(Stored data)
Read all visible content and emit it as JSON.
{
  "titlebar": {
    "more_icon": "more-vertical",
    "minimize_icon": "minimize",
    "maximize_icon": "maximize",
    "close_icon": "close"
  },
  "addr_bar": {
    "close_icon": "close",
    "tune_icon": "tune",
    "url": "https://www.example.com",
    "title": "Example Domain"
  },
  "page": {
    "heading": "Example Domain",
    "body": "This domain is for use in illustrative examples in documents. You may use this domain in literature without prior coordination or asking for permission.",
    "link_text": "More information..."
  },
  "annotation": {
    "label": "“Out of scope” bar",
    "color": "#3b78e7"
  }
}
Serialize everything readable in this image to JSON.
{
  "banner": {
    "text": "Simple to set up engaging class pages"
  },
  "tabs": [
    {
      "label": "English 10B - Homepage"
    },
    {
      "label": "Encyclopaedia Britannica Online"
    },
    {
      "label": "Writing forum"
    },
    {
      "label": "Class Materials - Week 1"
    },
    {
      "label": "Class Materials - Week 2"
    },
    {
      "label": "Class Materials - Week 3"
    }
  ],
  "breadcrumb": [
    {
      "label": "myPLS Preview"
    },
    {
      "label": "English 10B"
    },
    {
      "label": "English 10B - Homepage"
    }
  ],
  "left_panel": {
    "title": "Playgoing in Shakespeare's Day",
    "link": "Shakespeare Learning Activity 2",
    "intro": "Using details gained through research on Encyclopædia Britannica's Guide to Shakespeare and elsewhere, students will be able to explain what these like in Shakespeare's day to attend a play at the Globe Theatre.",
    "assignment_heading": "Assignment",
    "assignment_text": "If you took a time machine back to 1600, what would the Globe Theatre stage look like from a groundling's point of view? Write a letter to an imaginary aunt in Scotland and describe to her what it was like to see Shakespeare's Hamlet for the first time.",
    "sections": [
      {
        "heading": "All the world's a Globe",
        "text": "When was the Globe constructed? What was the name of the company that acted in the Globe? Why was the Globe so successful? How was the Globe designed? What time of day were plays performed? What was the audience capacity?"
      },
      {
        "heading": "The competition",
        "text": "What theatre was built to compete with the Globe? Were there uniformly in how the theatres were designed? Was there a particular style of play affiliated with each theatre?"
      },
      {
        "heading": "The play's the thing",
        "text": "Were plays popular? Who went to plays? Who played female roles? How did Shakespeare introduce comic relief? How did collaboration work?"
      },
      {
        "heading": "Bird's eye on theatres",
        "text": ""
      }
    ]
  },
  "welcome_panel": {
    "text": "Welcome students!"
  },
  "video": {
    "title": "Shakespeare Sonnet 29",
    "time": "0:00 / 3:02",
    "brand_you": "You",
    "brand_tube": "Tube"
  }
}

● **TASK REQUIREMENTS**
Identify every line above that includes the word "label", and show those lines.

● **ANSWER TO THIS PROBLEM**
    "label": "“Out of scope” bar",
      "label": "English 10B - Homepage"
      "label": "Encyclopaedia Britannica Online"
      "label": "Writing forum"
      "label": "Class Materials - Week 1"
      "label": "Class Materials - Week 2"
      "label": "Class Materials - Week 3"
      "label": "myPLS Preview"
      "label": "English 10B"
      "label": "English 10B - Homepage"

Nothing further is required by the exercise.